PROBLEM REQUIREMENTS:
Find each line with the word "cholesterol" in it, then give the total alone.

EXTRACTED ENTRIES:
==============================

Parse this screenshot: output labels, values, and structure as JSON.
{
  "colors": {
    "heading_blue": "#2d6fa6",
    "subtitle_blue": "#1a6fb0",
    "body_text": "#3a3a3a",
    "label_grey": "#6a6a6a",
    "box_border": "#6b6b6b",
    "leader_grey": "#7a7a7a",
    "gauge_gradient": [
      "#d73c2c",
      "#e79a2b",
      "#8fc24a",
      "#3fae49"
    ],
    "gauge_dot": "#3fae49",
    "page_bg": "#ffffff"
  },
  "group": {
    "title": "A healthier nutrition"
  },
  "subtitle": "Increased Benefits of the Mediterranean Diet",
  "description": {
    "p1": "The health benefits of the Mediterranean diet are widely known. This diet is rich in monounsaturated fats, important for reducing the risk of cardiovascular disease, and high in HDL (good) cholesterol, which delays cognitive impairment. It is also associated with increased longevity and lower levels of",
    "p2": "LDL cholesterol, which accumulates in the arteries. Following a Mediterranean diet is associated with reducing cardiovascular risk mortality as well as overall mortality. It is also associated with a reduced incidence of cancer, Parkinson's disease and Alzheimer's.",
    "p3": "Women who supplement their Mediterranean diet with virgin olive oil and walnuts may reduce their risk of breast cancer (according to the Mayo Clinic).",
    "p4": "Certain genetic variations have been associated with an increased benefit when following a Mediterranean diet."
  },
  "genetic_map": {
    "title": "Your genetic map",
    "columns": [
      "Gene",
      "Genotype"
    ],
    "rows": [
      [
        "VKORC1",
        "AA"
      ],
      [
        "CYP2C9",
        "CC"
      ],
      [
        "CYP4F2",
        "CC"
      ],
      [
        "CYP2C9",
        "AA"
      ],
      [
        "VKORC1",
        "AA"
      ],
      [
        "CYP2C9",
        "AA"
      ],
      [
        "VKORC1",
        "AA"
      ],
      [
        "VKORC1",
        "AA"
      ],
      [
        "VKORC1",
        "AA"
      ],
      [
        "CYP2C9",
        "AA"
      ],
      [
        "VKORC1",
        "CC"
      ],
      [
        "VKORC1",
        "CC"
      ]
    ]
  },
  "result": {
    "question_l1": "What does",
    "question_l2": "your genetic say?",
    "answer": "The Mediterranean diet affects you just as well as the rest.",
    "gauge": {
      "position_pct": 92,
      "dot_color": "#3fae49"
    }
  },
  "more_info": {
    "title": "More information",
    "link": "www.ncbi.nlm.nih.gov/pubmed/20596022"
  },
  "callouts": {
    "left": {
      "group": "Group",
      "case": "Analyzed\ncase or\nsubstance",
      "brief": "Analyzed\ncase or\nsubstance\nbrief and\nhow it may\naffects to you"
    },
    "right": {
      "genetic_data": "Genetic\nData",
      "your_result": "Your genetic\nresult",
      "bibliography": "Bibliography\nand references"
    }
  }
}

==============================

FINISHED EXERCISE:
2